What to work on:
Below are some records. Say in a single number how many of their lines include the word "ylabel".

▼

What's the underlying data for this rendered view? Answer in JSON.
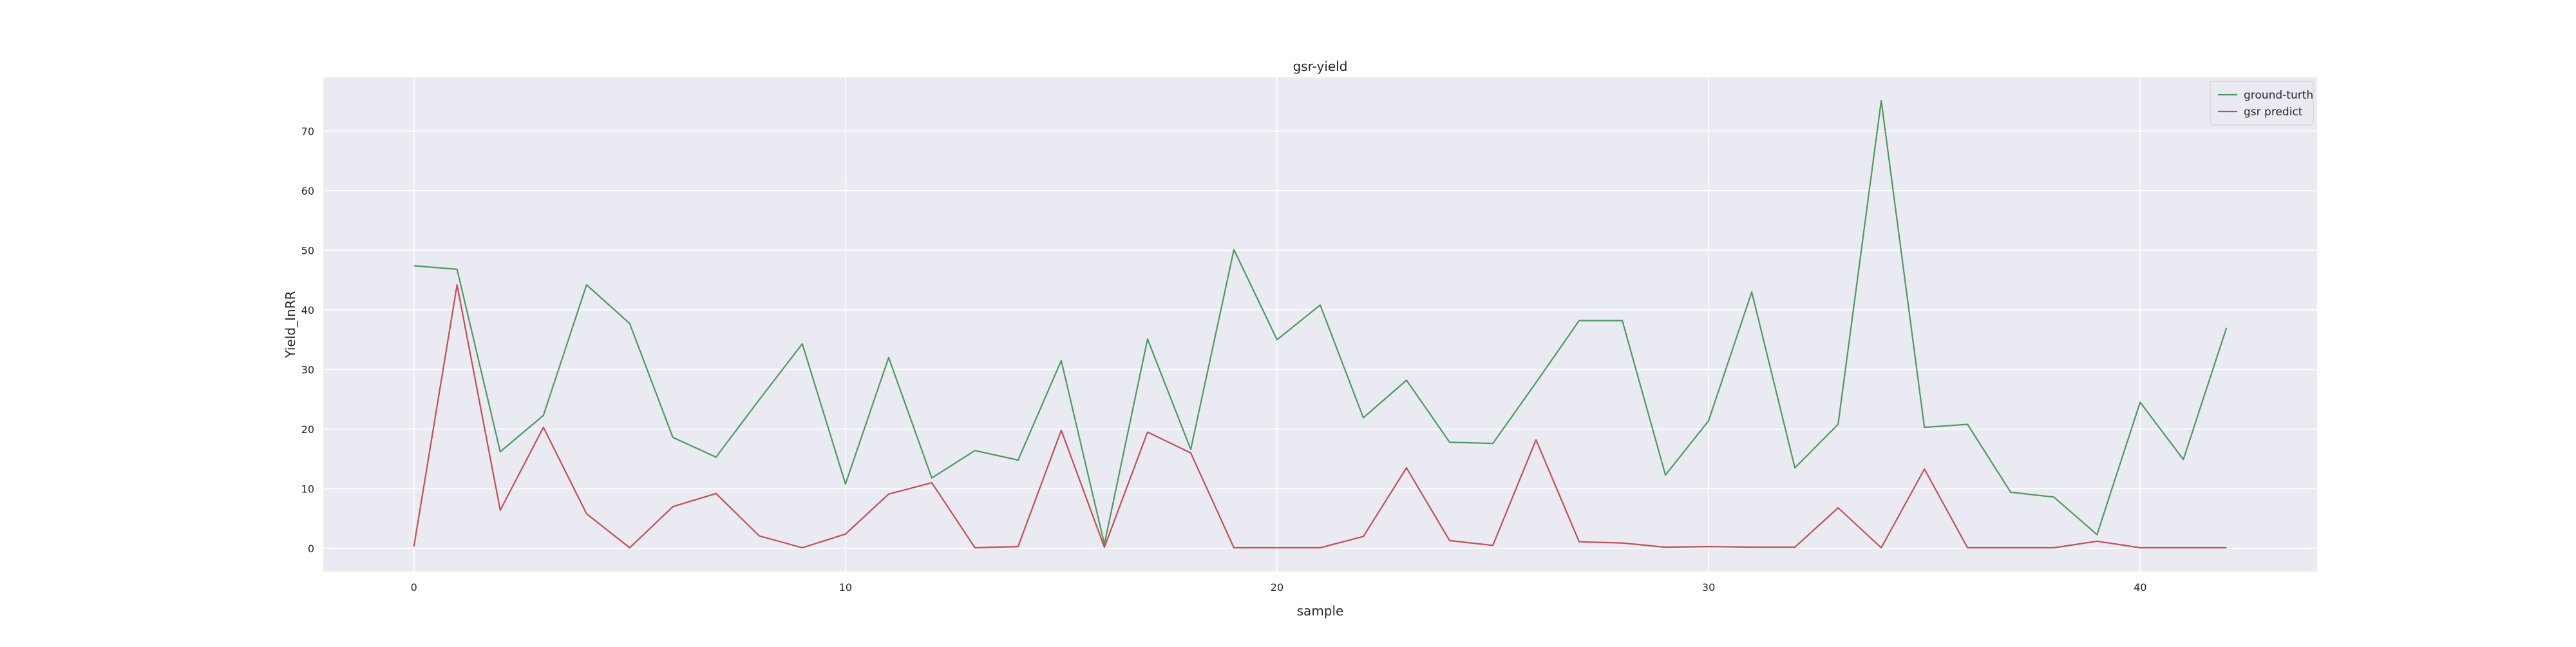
{
  "chart_data": {
    "type": "line",
    "title": "gsr-yield",
    "xlabel": "sample",
    "ylabel": "Yield_InRR",
    "xlim": [
      -2.1,
      44.1
    ],
    "ylim": [
      -3.9,
      79.0
    ],
    "xticks": [
      0,
      10,
      20,
      30,
      40
    ],
    "yticks": [
      0,
      10,
      20,
      30,
      40,
      50,
      60,
      70
    ],
    "grid": true,
    "legend_position": "top-right",
    "x": [
      0,
      1,
      2,
      3,
      4,
      5,
      6,
      7,
      8,
      9,
      10,
      11,
      12,
      13,
      14,
      15,
      16,
      17,
      18,
      19,
      20,
      21,
      22,
      23,
      24,
      25,
      26,
      27,
      28,
      29,
      30,
      31,
      32,
      33,
      34,
      35,
      36,
      37,
      38,
      39,
      40,
      41,
      42
    ],
    "series": [
      {
        "name": "ground-turth",
        "color": "#4c9a5e",
        "values": [
          47.4,
          46.8,
          16.2,
          22.3,
          44.2,
          37.7,
          18.6,
          15.3,
          24.9,
          34.3,
          10.8,
          32.0,
          11.8,
          16.4,
          14.8,
          31.5,
          0.7,
          35.1,
          16.6,
          50.1,
          35.0,
          40.8,
          21.9,
          28.2,
          17.8,
          17.6,
          27.8,
          38.2,
          38.2,
          12.3,
          21.4,
          43.0,
          13.5,
          20.8,
          75.1,
          20.3,
          20.8,
          9.4,
          8.6,
          2.3,
          24.5,
          14.9,
          37.0
        ]
      },
      {
        "name": "gsr predict",
        "color": "#c44e52",
        "values": [
          0.3,
          44.2,
          6.4,
          20.3,
          5.8,
          0.1,
          7.0,
          9.2,
          2.1,
          0.1,
          2.4,
          9.1,
          11.0,
          0.1,
          0.3,
          19.8,
          0.2,
          19.5,
          16.0,
          0.1,
          0.1,
          0.1,
          2.0,
          13.5,
          1.3,
          0.5,
          18.2,
          1.1,
          0.9,
          0.2,
          0.3,
          0.2,
          0.2,
          6.8,
          0.1,
          13.3,
          0.1,
          0.1,
          0.1,
          1.2,
          0.1,
          0.1,
          0.1
        ]
      }
    ]
  },
  "style": {
    "plot_background": "#eaeaf2",
    "grid_color": "#ffffff",
    "text_color": "#262626"
  }
}
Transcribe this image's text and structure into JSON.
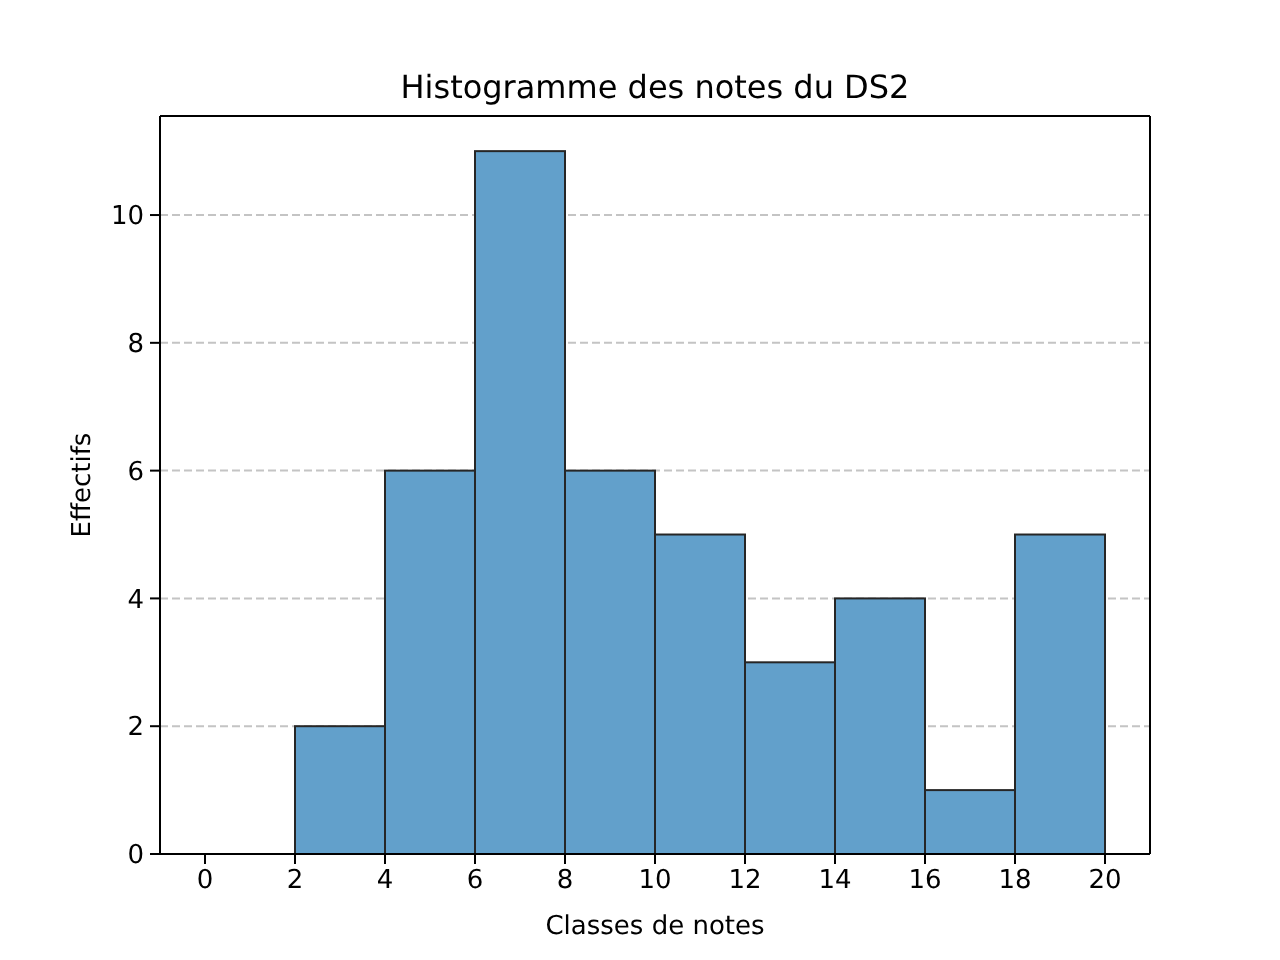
{
  "chart_data": {
    "type": "histogram",
    "title": "Histogramme des notes du DS2",
    "xlabel": "Classes de notes",
    "ylabel": "Effectifs",
    "bins": [
      0,
      2,
      4,
      6,
      8,
      10,
      12,
      14,
      16,
      18,
      20
    ],
    "values": [
      0,
      2,
      6,
      11,
      6,
      5,
      3,
      4,
      1,
      5
    ],
    "color": "#62a0cb",
    "xlim": [
      -1,
      21
    ],
    "xticks": [
      0,
      2,
      4,
      6,
      8,
      10,
      12,
      14,
      16,
      18,
      20
    ],
    "ylim": [
      0,
      11.55
    ],
    "yticks": [
      0,
      2,
      4,
      6,
      8,
      10
    ],
    "grid": "y"
  }
}
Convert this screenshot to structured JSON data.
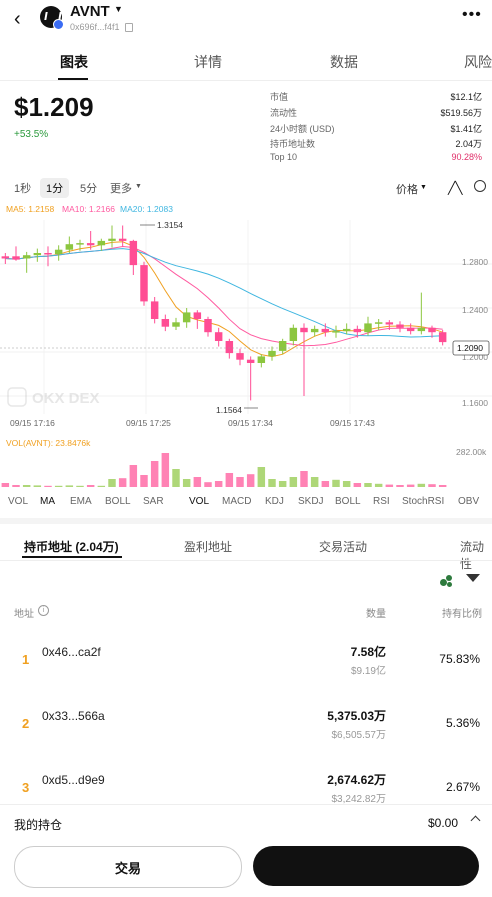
{
  "header": {
    "title": "AVNT",
    "address": "0x696f...f4f1"
  },
  "tabs": [
    "图表",
    "详情",
    "数据",
    "风险"
  ],
  "price": {
    "value": "$1.209",
    "change": "+53.5%"
  },
  "stats": [
    {
      "label": "市值",
      "value": "$12.1亿"
    },
    {
      "label": "流动性",
      "value": "$519.56万"
    },
    {
      "label": "24小时额 (USD)",
      "value": "$1.41亿"
    },
    {
      "label": "持币地址数",
      "value": "2.04万"
    },
    {
      "label": "Top 10",
      "value": "90.28%"
    }
  ],
  "intervals": [
    "1秒",
    "1分",
    "5分",
    "更多"
  ],
  "chart_controls": {
    "price_label": "价格"
  },
  "chart": {
    "ma5": "MA5: 1.2158",
    "ma10": "MA10: 1.2166",
    "ma20": "MA20: 1.2083",
    "y_ticks": [
      "1.2800",
      "1.2400",
      "1.2000",
      "1.1600"
    ],
    "current_price_tag": "1.2090",
    "high_label": "1.3154",
    "low_label": "1.1564",
    "x_ticks": [
      "09/15 17:16",
      "09/15 17:25",
      "09/15 17:34",
      "09/15 17:43"
    ],
    "watermark": "OKX DEX",
    "vol_label": "VOL(AVNT): 23.8476k",
    "vol_max": "282.00k"
  },
  "chart_data": {
    "type": "candlestick",
    "ylim": [
      1.1564,
      1.3154
    ],
    "candles": [
      {
        "o": 1.287,
        "c": 1.285,
        "h": 1.29,
        "l": 1.28,
        "up": false
      },
      {
        "o": 1.287,
        "c": 1.284,
        "h": 1.296,
        "l": 1.283,
        "up": false
      },
      {
        "o": 1.285,
        "c": 1.288,
        "h": 1.291,
        "l": 1.272,
        "up": true
      },
      {
        "o": 1.288,
        "c": 1.29,
        "h": 1.294,
        "l": 1.282,
        "up": true
      },
      {
        "o": 1.29,
        "c": 1.289,
        "h": 1.296,
        "l": 1.278,
        "up": false
      },
      {
        "o": 1.289,
        "c": 1.293,
        "h": 1.297,
        "l": 1.283,
        "up": true
      },
      {
        "o": 1.293,
        "c": 1.298,
        "h": 1.305,
        "l": 1.29,
        "up": true
      },
      {
        "o": 1.298,
        "c": 1.299,
        "h": 1.302,
        "l": 1.292,
        "up": true
      },
      {
        "o": 1.299,
        "c": 1.297,
        "h": 1.31,
        "l": 1.293,
        "up": false
      },
      {
        "o": 1.297,
        "c": 1.301,
        "h": 1.303,
        "l": 1.292,
        "up": true
      },
      {
        "o": 1.301,
        "c": 1.303,
        "h": 1.315,
        "l": 1.295,
        "up": true
      },
      {
        "o": 1.303,
        "c": 1.301,
        "h": 1.315,
        "l": 1.296,
        "up": false
      },
      {
        "o": 1.301,
        "c": 1.279,
        "h": 1.302,
        "l": 1.27,
        "up": false
      },
      {
        "o": 1.279,
        "c": 1.246,
        "h": 1.282,
        "l": 1.242,
        "up": false
      },
      {
        "o": 1.246,
        "c": 1.23,
        "h": 1.25,
        "l": 1.226,
        "up": false
      },
      {
        "o": 1.23,
        "c": 1.223,
        "h": 1.234,
        "l": 1.219,
        "up": false
      },
      {
        "o": 1.223,
        "c": 1.227,
        "h": 1.231,
        "l": 1.22,
        "up": true
      },
      {
        "o": 1.227,
        "c": 1.236,
        "h": 1.24,
        "l": 1.222,
        "up": true
      },
      {
        "o": 1.236,
        "c": 1.23,
        "h": 1.238,
        "l": 1.221,
        "up": false
      },
      {
        "o": 1.23,
        "c": 1.218,
        "h": 1.232,
        "l": 1.214,
        "up": false
      },
      {
        "o": 1.218,
        "c": 1.21,
        "h": 1.222,
        "l": 1.205,
        "up": false
      },
      {
        "o": 1.21,
        "c": 1.199,
        "h": 1.212,
        "l": 1.194,
        "up": false
      },
      {
        "o": 1.199,
        "c": 1.193,
        "h": 1.203,
        "l": 1.188,
        "up": false
      },
      {
        "o": 1.193,
        "c": 1.19,
        "h": 1.196,
        "l": 1.156,
        "up": false
      },
      {
        "o": 1.19,
        "c": 1.196,
        "h": 1.198,
        "l": 1.186,
        "up": true
      },
      {
        "o": 1.196,
        "c": 1.201,
        "h": 1.205,
        "l": 1.192,
        "up": true
      },
      {
        "o": 1.201,
        "c": 1.21,
        "h": 1.212,
        "l": 1.198,
        "up": true
      },
      {
        "o": 1.21,
        "c": 1.222,
        "h": 1.225,
        "l": 1.206,
        "up": true
      },
      {
        "o": 1.222,
        "c": 1.218,
        "h": 1.226,
        "l": 1.16,
        "up": false
      },
      {
        "o": 1.218,
        "c": 1.221,
        "h": 1.224,
        "l": 1.214,
        "up": true
      },
      {
        "o": 1.221,
        "c": 1.218,
        "h": 1.226,
        "l": 1.214,
        "up": false
      },
      {
        "o": 1.218,
        "c": 1.219,
        "h": 1.224,
        "l": 1.213,
        "up": true
      },
      {
        "o": 1.219,
        "c": 1.221,
        "h": 1.226,
        "l": 1.216,
        "up": true
      },
      {
        "o": 1.221,
        "c": 1.218,
        "h": 1.224,
        "l": 1.213,
        "up": false
      },
      {
        "o": 1.218,
        "c": 1.226,
        "h": 1.232,
        "l": 1.215,
        "up": true
      },
      {
        "o": 1.226,
        "c": 1.227,
        "h": 1.23,
        "l": 1.22,
        "up": true
      },
      {
        "o": 1.227,
        "c": 1.225,
        "h": 1.229,
        "l": 1.22,
        "up": false
      },
      {
        "o": 1.225,
        "c": 1.222,
        "h": 1.228,
        "l": 1.218,
        "up": false
      },
      {
        "o": 1.222,
        "c": 1.219,
        "h": 1.226,
        "l": 1.216,
        "up": false
      },
      {
        "o": 1.219,
        "c": 1.222,
        "h": 1.254,
        "l": 1.216,
        "up": true
      },
      {
        "o": 1.222,
        "c": 1.218,
        "h": 1.224,
        "l": 1.213,
        "up": false
      },
      {
        "o": 1.218,
        "c": 1.209,
        "h": 1.22,
        "l": 1.206,
        "up": false
      }
    ],
    "volumes": [
      0.1,
      0.05,
      0.05,
      0.04,
      0.03,
      0.03,
      0.04,
      0.03,
      0.05,
      0.03,
      0.2,
      0.22,
      0.55,
      0.3,
      0.65,
      0.85,
      0.45,
      0.2,
      0.25,
      0.12,
      0.15,
      0.35,
      0.25,
      0.32,
      0.5,
      0.2,
      0.15,
      0.25,
      0.4,
      0.25,
      0.15,
      0.18,
      0.15,
      0.1,
      0.1,
      0.08,
      0.06,
      0.05,
      0.06,
      0.08,
      0.07,
      0.05
    ]
  },
  "indicators": [
    "VOL",
    "MA",
    "EMA",
    "BOLL",
    "SAR",
    "VOL",
    "MACD",
    "KDJ",
    "SKDJ",
    "BOLL",
    "RSI",
    "StochRSI",
    "OBV"
  ],
  "holder_tabs": [
    "持币地址 (2.04万)",
    "盈利地址",
    "交易活动",
    "流动性"
  ],
  "holder_table": {
    "col_address": "地址",
    "col_amount": "数量",
    "col_ratio": "持有比例",
    "rows": [
      {
        "rank": "1",
        "address": "0x46...ca2f",
        "amount": "7.58亿",
        "usd": "$9.19亿",
        "ratio": "75.83%"
      },
      {
        "rank": "2",
        "address": "0x33...566a",
        "amount": "5,375.03万",
        "usd": "$6,505.57万",
        "ratio": "5.36%"
      },
      {
        "rank": "3",
        "address": "0xd5...d9e9",
        "amount": "2,674.62万",
        "usd": "$3,242.82万",
        "ratio": "2.67%"
      }
    ]
  },
  "my_holding": {
    "label": "我的持仓",
    "value": "$0.00"
  },
  "actions": {
    "trade": "交易"
  },
  "colors": {
    "up": "#8cc63f",
    "down": "#ff4d94",
    "ma5": "#f0a020",
    "ma10": "#ff5aa0",
    "ma20": "#3fb6e0"
  }
}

▲

Output for this exercise:
2